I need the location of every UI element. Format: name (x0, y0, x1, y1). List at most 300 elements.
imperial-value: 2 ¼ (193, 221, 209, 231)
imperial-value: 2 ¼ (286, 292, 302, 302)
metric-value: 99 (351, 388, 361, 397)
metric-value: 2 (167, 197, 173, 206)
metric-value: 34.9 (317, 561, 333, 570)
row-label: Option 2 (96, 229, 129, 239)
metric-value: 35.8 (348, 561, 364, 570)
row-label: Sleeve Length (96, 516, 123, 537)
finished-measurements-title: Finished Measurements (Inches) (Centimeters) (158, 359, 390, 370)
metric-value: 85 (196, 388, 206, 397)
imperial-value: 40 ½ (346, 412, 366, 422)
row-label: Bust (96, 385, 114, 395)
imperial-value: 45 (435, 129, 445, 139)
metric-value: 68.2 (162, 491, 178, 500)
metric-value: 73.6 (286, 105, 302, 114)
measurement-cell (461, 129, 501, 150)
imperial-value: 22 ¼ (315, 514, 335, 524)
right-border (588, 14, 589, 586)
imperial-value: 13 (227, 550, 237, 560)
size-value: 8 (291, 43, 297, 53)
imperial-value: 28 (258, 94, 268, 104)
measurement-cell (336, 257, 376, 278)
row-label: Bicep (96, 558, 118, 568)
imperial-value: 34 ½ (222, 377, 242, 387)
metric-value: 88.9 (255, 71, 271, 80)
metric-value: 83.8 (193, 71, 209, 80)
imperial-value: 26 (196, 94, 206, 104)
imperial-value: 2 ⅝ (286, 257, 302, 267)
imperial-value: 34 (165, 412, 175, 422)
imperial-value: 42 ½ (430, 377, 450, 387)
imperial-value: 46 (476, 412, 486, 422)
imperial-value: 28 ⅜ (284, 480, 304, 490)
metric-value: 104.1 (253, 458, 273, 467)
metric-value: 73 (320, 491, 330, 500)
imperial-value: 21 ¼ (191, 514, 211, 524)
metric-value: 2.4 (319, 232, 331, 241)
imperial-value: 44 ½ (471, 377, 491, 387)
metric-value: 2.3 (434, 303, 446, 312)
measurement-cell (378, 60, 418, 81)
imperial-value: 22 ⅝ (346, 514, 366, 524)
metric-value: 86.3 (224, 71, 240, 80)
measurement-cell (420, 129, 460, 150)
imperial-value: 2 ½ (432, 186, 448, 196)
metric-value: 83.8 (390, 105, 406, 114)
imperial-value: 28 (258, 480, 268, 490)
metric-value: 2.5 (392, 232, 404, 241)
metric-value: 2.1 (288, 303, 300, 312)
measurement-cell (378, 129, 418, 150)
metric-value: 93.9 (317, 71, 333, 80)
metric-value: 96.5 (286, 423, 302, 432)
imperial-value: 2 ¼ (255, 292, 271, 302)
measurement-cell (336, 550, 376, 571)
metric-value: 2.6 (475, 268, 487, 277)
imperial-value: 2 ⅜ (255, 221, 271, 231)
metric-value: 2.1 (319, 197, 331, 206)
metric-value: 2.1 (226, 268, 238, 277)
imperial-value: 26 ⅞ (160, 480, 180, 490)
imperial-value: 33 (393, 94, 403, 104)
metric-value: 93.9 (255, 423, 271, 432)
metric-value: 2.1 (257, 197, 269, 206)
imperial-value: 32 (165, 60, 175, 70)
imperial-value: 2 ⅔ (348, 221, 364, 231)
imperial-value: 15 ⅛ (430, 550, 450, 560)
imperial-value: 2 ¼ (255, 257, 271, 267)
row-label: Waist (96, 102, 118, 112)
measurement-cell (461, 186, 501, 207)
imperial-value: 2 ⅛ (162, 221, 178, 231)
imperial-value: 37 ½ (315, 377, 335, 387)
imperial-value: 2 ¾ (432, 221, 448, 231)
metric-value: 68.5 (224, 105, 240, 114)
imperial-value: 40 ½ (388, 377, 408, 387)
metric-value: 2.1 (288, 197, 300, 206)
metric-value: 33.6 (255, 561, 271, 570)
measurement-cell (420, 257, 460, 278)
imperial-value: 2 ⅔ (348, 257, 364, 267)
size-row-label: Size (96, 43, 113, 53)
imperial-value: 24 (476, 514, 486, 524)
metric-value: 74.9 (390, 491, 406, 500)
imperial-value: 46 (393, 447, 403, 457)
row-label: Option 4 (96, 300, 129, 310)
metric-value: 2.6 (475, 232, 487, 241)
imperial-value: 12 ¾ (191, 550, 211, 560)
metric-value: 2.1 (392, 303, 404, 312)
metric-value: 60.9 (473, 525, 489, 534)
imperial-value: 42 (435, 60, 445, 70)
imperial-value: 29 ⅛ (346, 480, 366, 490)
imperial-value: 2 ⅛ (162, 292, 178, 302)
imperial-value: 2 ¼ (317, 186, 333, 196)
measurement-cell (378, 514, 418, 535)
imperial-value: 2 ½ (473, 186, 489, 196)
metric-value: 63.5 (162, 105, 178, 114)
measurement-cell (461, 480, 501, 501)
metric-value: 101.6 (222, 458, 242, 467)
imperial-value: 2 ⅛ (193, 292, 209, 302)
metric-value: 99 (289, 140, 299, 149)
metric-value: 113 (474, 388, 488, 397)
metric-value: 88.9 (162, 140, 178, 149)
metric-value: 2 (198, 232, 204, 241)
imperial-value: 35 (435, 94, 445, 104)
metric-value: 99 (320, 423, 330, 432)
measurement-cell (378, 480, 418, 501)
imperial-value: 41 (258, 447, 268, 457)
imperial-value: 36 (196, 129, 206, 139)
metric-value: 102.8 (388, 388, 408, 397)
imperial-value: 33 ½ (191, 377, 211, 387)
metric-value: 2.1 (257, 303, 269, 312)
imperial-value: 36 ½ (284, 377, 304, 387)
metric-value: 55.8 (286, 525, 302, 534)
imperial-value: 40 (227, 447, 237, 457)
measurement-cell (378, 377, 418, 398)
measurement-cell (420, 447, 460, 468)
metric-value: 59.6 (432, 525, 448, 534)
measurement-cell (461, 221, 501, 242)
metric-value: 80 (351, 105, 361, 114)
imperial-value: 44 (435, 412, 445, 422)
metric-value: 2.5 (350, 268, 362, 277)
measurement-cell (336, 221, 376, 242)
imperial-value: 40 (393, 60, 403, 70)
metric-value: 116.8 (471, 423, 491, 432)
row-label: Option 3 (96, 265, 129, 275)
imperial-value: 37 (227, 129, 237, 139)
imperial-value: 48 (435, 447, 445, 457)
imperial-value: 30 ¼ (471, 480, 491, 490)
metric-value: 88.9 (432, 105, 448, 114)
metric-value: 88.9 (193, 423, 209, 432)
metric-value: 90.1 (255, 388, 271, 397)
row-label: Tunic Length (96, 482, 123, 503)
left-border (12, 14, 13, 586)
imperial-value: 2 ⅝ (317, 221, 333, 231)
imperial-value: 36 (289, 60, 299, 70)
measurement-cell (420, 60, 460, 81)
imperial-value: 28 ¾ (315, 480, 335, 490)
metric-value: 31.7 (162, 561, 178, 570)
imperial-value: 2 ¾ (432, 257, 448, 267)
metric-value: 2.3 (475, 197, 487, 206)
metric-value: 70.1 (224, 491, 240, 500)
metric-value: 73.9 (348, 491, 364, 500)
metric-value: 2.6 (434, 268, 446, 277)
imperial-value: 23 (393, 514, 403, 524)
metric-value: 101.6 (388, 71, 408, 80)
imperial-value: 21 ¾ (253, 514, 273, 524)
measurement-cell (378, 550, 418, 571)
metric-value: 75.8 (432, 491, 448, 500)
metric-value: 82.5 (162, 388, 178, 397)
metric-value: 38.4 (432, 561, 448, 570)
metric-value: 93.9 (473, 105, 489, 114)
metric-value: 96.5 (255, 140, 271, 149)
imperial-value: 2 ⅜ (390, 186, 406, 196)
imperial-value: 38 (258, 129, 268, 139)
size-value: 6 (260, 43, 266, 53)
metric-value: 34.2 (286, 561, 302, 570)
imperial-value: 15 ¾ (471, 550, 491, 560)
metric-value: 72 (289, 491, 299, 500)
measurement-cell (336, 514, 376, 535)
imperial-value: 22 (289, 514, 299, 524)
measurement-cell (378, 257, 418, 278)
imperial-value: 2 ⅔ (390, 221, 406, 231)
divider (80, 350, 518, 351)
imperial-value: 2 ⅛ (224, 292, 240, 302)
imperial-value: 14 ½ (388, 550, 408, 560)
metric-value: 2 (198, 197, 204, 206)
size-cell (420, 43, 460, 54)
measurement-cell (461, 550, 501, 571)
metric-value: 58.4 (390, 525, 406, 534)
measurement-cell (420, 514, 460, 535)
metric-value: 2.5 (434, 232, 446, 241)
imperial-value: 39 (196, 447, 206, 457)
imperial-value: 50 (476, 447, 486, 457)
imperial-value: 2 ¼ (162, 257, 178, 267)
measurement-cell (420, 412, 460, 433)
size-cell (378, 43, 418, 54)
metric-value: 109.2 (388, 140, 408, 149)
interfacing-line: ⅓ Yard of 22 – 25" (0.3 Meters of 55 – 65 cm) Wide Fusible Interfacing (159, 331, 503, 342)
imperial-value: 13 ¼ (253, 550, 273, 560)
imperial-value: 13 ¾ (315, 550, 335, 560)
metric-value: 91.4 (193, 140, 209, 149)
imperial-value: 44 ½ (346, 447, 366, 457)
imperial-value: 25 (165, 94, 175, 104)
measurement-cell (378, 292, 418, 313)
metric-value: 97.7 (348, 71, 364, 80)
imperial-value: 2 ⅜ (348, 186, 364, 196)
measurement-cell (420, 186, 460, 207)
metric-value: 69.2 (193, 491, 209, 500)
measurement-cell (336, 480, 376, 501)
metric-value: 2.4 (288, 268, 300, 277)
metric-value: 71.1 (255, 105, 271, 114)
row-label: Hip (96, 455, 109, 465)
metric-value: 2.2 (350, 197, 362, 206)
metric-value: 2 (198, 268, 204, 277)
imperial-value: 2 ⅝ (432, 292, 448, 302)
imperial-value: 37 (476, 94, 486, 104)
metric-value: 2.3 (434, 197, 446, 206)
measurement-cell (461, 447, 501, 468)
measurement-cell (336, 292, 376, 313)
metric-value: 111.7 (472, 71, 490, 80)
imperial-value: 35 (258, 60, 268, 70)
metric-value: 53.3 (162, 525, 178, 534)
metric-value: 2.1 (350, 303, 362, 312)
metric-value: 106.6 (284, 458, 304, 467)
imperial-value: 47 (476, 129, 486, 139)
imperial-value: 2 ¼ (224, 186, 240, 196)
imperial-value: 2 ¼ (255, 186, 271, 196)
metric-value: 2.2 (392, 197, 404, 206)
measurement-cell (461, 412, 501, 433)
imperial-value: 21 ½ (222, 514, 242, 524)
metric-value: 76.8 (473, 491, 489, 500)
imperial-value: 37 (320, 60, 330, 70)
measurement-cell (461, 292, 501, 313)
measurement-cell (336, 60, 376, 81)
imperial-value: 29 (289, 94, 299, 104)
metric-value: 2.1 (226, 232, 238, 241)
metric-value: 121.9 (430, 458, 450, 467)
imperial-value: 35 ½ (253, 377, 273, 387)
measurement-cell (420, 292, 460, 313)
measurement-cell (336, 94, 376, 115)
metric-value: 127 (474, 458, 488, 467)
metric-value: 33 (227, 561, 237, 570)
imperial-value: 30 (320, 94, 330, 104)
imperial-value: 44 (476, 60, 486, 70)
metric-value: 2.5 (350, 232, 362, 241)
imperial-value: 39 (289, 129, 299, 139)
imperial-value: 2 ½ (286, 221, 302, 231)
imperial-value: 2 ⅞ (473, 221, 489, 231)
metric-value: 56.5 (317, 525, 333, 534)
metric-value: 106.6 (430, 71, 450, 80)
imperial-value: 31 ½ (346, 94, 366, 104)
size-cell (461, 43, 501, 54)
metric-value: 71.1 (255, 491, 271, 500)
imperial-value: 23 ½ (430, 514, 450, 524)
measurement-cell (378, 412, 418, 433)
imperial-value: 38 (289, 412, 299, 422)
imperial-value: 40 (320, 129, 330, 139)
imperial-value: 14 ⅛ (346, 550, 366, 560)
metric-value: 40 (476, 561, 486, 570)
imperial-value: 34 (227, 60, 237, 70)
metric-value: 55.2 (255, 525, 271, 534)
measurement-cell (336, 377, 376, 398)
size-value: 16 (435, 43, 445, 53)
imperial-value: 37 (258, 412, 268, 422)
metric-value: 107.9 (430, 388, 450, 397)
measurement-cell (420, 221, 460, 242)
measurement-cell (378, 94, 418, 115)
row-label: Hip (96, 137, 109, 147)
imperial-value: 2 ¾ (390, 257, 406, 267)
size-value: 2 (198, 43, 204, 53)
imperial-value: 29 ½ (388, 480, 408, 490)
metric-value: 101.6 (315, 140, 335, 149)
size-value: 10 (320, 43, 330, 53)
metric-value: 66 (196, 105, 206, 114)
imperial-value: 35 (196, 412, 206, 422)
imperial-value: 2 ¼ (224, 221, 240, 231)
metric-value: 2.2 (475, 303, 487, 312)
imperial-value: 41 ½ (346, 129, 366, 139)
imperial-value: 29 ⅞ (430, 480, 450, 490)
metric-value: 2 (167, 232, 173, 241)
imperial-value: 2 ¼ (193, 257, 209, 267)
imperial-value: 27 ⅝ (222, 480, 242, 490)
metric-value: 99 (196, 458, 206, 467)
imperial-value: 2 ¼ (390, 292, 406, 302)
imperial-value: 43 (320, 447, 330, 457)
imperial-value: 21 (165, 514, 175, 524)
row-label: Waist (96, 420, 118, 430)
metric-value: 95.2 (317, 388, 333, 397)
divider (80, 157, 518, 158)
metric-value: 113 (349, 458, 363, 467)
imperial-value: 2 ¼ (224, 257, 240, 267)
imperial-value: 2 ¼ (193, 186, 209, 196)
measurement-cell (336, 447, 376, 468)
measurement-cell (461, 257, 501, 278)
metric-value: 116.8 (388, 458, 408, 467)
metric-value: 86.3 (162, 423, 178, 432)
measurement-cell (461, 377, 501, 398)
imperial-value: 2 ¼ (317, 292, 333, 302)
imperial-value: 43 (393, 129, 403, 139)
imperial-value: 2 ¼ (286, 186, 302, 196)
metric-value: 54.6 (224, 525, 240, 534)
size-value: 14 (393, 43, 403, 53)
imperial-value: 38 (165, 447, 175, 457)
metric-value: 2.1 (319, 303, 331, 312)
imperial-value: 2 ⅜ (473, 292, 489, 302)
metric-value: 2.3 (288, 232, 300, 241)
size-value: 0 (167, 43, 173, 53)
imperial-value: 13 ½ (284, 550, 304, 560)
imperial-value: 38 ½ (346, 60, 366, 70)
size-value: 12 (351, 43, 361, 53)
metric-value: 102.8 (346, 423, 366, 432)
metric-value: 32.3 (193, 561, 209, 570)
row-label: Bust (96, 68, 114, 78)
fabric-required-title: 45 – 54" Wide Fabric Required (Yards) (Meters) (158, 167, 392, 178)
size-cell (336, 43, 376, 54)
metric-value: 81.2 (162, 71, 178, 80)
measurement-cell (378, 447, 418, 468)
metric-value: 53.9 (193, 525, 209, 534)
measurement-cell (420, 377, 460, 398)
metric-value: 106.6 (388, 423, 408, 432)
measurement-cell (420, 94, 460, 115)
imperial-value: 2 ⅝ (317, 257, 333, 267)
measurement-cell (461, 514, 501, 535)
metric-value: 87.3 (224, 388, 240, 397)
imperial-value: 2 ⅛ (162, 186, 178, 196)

····················

## Exercise requirements
Count the lines in the entries above that contain the string "Bust", treating uppercase and lowercase as different. Reply with the number only.

## Output of the task
2